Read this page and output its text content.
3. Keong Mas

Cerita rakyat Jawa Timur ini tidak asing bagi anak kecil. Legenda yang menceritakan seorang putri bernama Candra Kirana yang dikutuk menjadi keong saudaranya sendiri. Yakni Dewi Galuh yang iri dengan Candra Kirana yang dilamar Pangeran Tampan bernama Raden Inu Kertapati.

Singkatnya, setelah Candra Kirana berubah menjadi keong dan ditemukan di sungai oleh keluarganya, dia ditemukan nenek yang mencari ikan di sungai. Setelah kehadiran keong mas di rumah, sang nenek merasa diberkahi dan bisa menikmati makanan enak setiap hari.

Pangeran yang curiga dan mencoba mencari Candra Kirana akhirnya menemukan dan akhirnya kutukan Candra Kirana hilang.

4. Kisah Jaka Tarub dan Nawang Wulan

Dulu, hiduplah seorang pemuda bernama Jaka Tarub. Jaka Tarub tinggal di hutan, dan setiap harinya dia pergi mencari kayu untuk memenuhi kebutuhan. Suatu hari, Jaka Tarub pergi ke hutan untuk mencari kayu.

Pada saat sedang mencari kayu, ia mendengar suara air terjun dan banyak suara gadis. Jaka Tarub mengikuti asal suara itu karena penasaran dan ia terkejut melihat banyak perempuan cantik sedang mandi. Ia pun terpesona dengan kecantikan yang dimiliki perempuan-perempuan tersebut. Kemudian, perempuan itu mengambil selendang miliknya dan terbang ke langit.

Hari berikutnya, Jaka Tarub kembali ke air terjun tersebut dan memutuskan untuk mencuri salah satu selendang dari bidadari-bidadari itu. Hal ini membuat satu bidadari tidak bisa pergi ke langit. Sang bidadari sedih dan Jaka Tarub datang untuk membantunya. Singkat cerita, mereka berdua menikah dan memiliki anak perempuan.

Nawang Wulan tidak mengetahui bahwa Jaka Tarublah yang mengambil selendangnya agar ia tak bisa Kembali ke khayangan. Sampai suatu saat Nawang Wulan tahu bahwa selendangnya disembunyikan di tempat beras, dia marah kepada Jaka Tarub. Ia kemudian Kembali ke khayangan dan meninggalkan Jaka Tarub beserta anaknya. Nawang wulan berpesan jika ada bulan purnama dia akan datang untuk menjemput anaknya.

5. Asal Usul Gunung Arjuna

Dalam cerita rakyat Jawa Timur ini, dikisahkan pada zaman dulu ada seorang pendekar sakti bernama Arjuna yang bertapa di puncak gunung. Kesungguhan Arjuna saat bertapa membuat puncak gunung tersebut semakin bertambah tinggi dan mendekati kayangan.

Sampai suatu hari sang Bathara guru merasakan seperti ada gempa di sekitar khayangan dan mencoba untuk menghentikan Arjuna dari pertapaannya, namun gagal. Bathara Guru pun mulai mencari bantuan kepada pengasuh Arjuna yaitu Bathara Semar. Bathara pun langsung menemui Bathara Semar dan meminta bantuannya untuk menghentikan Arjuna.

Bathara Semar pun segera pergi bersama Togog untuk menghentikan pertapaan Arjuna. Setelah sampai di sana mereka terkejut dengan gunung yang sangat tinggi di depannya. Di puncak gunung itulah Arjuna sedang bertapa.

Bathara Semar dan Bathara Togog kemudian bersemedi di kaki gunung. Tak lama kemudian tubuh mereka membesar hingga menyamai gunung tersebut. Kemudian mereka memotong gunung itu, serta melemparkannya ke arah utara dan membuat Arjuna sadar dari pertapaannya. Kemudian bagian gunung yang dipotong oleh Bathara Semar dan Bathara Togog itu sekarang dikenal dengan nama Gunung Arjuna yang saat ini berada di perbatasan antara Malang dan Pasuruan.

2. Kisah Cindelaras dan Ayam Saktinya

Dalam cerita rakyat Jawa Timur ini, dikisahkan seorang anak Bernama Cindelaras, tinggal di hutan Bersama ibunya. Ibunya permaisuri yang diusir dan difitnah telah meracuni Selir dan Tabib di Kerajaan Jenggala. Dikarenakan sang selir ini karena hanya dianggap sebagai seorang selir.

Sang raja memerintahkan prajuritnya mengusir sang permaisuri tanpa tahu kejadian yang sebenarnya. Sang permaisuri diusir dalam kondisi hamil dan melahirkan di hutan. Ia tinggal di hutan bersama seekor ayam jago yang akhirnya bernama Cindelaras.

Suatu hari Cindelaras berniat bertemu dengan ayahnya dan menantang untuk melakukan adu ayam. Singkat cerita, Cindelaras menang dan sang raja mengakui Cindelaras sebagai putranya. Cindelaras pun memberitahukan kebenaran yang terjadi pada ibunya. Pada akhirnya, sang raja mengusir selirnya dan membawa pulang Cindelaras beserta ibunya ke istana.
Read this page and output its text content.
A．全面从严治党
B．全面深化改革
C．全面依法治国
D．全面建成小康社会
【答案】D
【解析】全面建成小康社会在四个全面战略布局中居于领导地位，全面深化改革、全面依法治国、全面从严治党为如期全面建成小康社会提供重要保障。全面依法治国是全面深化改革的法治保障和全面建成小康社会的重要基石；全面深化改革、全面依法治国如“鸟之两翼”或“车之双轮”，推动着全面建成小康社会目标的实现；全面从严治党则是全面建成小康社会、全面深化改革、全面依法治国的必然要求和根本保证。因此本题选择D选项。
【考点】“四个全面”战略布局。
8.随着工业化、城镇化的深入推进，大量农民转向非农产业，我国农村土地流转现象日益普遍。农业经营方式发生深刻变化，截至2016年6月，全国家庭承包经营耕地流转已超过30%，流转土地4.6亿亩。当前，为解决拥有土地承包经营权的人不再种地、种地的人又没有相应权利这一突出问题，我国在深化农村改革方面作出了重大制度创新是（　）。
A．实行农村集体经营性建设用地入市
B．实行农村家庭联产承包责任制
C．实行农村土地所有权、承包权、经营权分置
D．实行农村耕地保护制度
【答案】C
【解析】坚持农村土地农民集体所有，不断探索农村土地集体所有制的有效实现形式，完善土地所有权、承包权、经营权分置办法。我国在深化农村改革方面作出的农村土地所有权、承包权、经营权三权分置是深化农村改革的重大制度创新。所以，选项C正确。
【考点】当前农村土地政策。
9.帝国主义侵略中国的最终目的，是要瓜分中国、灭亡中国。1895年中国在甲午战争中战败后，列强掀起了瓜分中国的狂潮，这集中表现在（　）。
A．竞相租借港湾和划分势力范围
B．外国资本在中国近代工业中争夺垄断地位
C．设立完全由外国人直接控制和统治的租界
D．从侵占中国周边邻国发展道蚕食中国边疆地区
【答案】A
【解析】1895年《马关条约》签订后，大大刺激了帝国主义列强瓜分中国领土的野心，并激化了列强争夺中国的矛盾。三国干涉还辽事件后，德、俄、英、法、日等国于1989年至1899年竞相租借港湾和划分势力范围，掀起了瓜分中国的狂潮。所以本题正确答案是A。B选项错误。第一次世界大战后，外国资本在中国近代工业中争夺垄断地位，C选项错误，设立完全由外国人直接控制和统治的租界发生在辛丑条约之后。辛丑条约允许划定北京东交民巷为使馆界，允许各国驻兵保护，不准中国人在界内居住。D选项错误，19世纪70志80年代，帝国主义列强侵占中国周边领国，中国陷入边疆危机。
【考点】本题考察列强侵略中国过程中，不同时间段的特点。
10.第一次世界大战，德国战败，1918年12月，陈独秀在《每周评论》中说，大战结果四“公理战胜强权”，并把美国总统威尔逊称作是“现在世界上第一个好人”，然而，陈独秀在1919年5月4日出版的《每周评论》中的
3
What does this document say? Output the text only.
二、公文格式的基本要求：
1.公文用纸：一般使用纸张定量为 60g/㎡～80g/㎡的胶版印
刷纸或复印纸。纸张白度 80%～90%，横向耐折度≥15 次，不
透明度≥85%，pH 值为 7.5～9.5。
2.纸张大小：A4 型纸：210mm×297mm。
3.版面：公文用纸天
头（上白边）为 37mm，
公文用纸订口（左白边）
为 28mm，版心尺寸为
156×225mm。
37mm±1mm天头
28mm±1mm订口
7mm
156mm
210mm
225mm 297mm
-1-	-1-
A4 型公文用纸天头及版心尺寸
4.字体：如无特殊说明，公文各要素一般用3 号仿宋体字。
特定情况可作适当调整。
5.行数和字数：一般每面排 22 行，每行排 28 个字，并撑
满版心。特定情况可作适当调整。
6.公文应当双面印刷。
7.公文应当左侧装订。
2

Set problem
Look through the data and show every line containing "oleh".

Task solution
Singkatnya, setelah Candra Kirana berubah menjadi keong dan ditemukan di sungai oleh keluarganya, dia ditemukan nenek yang mencari ikan di sungai. Setelah kehadiran keong mas di rumah, sang nenek merasa diberkahi dan bisa menikmati makanan enak setiap hari.
Bathara Semar dan Bathara Togog kemudian bersemedi di kaki gunung. Tak lama kemudian tubuh mereka membesar hingga menyamai gunung tersebut. Kemudian mereka memotong gunung itu, serta melemparkannya ke arah utara dan membuat Arjuna sadar dari pertapaannya. Kemudian bagian gunung yang dipotong oleh Bathara Semar dan Bathara Togog itu sekarang dikenal dengan nama Gunung Arjuna yang saat ini berada di perbatasan antara Malang dan Pasuruan.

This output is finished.